_Entries supplied:_

-- -- --

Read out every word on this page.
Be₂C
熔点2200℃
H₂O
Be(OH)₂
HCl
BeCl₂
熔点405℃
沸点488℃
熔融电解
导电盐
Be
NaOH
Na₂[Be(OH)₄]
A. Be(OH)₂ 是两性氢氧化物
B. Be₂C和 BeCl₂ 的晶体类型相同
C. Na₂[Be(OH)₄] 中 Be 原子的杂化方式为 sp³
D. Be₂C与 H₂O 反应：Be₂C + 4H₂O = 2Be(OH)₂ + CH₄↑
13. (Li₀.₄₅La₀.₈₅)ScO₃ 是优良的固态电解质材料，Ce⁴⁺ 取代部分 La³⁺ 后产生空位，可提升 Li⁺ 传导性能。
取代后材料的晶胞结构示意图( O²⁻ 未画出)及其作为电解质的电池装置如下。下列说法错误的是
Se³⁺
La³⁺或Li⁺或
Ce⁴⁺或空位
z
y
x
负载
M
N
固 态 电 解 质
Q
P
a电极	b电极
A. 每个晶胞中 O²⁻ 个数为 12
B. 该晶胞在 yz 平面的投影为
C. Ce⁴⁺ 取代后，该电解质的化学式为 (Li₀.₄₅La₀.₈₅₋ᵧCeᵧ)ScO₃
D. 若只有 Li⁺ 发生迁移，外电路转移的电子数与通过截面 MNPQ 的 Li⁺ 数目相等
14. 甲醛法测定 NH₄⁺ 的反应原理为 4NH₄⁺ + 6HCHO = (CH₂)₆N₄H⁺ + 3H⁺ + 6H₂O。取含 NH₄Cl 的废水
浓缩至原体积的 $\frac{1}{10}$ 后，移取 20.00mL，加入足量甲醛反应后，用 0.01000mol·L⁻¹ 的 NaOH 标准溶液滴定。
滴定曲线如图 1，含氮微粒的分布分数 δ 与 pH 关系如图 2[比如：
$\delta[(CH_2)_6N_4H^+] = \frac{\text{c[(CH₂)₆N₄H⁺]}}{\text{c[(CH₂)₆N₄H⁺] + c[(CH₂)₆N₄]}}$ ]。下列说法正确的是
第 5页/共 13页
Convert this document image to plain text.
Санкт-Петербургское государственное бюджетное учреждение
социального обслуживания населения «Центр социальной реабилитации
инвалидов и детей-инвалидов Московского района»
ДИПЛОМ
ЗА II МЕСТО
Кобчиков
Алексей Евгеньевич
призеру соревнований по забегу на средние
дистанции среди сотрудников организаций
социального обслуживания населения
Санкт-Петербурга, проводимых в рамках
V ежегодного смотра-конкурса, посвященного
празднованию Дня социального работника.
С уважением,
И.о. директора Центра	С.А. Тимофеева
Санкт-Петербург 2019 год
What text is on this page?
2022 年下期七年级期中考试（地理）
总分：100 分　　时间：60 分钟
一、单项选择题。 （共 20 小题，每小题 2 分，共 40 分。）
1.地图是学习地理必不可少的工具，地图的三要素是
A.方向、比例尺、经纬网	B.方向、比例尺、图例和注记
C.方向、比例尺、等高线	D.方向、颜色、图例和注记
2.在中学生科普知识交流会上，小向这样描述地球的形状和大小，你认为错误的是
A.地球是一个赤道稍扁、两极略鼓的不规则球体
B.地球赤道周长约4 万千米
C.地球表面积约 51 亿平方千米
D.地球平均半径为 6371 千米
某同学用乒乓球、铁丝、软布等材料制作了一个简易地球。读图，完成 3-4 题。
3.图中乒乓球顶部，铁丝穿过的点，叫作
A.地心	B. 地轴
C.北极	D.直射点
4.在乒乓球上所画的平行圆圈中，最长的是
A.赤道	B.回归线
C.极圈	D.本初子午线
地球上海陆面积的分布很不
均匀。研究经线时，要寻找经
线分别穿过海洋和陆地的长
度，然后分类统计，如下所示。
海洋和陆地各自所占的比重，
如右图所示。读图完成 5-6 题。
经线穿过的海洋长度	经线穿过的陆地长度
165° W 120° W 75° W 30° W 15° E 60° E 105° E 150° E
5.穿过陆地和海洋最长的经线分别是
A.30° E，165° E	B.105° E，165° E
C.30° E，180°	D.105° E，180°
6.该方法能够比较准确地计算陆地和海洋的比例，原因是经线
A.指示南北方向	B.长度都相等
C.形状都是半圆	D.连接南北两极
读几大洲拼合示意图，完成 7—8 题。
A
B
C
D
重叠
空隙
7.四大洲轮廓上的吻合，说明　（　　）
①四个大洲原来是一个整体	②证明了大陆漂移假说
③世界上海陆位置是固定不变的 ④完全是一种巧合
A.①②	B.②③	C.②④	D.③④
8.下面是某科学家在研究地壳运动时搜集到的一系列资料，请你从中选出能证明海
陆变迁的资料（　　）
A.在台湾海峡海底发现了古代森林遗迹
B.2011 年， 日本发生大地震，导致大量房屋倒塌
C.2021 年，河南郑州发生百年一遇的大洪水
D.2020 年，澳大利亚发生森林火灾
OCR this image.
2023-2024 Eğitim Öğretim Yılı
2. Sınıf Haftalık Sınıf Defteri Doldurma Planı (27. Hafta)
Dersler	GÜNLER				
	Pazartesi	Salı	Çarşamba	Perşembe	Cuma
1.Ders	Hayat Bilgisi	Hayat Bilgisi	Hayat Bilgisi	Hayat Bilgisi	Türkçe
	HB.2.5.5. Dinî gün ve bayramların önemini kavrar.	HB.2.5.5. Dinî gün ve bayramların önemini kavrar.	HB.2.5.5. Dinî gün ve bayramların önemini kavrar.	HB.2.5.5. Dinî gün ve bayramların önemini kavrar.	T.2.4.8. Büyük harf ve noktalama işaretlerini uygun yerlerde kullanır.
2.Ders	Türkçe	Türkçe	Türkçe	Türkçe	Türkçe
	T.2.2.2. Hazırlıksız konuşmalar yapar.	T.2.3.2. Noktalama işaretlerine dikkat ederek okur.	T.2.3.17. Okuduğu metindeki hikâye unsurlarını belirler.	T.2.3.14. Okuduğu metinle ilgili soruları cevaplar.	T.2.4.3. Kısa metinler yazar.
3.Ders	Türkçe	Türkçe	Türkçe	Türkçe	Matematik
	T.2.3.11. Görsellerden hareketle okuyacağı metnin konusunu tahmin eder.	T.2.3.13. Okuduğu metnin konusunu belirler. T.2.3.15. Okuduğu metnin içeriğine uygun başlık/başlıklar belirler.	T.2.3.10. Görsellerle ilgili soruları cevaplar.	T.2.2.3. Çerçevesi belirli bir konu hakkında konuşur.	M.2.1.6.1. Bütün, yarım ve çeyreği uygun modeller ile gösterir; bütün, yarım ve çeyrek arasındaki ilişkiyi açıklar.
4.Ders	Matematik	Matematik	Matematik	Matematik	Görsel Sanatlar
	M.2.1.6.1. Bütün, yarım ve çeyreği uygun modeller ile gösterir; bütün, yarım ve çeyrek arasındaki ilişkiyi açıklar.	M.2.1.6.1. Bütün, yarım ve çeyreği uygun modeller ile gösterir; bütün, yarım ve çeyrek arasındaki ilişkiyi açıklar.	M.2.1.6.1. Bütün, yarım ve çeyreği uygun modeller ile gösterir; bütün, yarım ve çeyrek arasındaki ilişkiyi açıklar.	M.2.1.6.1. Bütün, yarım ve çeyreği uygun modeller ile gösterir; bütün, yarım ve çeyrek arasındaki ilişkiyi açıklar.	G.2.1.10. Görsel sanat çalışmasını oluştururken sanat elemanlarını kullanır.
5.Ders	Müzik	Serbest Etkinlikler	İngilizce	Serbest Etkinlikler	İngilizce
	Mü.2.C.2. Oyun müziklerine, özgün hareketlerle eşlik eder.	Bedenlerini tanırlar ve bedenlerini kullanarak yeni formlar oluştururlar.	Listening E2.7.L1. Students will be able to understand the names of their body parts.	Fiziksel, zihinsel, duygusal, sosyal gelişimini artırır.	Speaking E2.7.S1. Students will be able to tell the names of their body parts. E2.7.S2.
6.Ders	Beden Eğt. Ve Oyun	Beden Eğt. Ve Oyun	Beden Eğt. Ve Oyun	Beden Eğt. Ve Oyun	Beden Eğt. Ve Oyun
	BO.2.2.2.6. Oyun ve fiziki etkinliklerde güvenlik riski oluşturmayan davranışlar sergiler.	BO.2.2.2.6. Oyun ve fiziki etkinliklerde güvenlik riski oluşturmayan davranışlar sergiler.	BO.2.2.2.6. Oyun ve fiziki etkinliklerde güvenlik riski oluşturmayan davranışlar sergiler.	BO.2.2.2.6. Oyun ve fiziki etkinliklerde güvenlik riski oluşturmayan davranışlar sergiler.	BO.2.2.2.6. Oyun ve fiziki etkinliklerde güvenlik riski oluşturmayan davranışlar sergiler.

-- -- --

_Goal:_
Go through the records and copy each line with "ScO₃" in it.

_Exercise answer:_
13. (Li₀.₄₅La₀.₈₅)ScO₃ 是优良的固态电解质材料，Ce⁴⁺ 取代部分 La³⁺ 后产生空位，可提升 Li⁺ 传导性能。
C. Ce⁴⁺ 取代后，该电解质的化学式为 (Li₀.₄₅La₀.₈₅₋ᵧCeᵧ)ScO₃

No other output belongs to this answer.